What the task asks:
Below are some records. Pull every line that contains the word "BLACK".

Excerpts from a figure dataset:
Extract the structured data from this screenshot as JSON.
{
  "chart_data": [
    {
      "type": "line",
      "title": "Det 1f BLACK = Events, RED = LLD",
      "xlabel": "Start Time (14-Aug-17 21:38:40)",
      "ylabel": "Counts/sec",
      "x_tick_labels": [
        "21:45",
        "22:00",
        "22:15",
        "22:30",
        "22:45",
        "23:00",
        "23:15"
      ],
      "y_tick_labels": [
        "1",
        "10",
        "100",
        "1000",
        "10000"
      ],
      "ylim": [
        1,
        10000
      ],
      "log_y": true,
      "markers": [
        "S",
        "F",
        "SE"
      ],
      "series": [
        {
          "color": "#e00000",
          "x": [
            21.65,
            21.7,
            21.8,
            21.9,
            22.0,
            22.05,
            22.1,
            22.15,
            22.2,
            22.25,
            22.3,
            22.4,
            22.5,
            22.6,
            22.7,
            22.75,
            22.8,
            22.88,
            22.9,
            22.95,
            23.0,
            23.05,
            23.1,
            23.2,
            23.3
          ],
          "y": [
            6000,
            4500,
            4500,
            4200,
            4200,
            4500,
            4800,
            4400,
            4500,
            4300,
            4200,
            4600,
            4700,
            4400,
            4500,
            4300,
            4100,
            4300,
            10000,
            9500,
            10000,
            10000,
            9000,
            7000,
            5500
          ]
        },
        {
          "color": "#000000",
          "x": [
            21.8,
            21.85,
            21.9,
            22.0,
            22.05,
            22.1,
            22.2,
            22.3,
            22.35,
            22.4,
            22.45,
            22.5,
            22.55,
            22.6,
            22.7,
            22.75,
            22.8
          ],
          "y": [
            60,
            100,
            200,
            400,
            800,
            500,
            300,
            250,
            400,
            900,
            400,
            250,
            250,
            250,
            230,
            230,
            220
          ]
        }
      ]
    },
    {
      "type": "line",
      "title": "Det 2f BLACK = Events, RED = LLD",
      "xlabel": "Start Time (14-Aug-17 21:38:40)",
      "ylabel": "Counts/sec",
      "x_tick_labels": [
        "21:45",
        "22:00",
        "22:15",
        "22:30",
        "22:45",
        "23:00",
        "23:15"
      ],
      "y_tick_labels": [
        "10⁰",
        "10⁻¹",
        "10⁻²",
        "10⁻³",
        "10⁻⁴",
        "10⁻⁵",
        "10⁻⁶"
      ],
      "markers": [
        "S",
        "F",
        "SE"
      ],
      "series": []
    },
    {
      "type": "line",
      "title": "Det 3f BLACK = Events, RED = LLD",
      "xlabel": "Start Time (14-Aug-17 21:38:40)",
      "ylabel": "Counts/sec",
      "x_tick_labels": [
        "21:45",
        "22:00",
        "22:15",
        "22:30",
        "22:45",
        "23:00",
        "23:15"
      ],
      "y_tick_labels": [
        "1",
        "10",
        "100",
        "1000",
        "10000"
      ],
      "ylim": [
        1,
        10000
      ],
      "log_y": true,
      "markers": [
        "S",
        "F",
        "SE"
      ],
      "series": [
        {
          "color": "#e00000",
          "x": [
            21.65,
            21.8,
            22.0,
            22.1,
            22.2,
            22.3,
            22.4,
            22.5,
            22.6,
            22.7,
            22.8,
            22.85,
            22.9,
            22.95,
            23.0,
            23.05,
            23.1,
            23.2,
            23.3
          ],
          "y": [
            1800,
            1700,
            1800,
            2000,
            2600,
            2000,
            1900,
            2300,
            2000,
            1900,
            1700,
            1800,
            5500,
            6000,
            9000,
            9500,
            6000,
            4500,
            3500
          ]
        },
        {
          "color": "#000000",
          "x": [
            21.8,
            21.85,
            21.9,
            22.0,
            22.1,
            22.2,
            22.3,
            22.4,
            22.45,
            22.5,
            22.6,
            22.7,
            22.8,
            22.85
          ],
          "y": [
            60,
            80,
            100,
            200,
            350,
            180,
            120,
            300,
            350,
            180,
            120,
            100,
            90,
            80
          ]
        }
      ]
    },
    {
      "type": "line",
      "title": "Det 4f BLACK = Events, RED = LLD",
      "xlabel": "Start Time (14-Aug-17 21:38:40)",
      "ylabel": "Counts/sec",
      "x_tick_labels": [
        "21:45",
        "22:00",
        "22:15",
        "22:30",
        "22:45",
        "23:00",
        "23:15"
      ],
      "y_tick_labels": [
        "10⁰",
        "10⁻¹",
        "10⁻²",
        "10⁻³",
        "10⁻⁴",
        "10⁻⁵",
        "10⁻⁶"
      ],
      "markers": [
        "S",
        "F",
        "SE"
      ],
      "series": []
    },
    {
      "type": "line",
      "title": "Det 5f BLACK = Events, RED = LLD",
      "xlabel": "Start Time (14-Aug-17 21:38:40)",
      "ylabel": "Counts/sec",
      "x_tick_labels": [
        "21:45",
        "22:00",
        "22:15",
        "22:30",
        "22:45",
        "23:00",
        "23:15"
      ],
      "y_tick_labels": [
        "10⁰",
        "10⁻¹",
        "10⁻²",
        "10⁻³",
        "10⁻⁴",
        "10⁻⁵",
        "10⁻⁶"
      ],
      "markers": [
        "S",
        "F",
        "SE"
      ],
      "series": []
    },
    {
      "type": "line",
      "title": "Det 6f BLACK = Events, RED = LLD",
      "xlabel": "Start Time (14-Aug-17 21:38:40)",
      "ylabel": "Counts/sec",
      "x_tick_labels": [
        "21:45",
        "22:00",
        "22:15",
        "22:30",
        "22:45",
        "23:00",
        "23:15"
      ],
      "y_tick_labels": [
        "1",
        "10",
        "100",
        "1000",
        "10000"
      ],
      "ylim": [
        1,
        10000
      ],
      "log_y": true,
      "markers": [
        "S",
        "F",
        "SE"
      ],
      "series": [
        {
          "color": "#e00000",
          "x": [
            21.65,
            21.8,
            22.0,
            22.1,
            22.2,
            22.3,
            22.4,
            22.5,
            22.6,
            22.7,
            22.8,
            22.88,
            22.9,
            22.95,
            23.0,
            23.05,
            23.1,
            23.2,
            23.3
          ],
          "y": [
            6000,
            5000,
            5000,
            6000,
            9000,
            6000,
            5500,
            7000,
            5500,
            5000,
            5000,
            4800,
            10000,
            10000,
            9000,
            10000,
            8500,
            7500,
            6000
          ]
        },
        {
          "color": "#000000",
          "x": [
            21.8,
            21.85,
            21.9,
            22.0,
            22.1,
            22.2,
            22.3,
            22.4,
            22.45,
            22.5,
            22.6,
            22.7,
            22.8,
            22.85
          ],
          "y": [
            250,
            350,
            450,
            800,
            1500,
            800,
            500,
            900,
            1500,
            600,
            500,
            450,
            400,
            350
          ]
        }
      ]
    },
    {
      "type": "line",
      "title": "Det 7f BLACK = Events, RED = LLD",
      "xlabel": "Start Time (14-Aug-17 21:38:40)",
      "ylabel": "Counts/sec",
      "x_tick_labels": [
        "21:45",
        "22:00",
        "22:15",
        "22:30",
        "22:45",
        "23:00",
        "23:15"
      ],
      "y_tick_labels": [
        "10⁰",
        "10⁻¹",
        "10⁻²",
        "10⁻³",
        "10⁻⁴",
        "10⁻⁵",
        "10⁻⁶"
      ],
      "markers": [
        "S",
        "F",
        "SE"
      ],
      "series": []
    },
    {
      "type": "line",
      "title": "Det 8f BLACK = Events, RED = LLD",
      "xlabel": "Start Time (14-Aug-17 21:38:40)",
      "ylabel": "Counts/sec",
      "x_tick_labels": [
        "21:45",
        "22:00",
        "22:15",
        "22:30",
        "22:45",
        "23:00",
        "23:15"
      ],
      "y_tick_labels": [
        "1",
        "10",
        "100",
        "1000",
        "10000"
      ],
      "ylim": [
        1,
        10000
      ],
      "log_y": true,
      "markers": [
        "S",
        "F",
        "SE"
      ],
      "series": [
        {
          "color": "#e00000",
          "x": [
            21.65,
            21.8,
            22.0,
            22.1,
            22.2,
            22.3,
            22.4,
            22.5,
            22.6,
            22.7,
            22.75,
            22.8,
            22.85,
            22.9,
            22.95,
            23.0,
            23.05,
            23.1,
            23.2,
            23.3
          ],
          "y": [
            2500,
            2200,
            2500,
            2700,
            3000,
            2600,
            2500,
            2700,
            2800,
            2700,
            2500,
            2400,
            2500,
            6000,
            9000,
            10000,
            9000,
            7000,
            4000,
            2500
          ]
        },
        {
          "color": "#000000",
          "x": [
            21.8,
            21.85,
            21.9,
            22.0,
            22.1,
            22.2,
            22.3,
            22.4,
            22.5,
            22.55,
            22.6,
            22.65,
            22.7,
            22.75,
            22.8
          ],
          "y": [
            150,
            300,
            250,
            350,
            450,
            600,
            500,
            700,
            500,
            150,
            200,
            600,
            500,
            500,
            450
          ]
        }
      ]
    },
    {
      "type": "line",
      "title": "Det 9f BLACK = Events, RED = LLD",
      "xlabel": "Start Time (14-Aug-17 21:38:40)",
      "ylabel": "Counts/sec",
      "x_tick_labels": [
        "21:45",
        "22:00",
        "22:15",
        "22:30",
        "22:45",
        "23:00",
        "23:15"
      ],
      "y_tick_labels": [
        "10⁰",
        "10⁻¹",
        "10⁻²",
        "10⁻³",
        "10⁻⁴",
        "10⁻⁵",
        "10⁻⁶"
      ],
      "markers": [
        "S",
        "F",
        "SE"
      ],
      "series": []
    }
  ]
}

Correct response:
      "title": "Det 1f BLACK = Events, RED = LLD",
      "title": "Det 2f BLACK = Events, RED = LLD",
      "title": "Det 3f BLACK = Events, RED = LLD",
      "title": "Det 4f BLACK = Events, RED = LLD",
      "title": "Det 5f BLACK = Events, RED = LLD",
      "title": "Det 6f BLACK = Events, RED = LLD",
      "title": "Det 7f BLACK = Events, RED = LLD",
      "title": "Det 8f BLACK = Events, RED = LLD",
      "title": "Det 9f BLACK = Events, RED = LLD",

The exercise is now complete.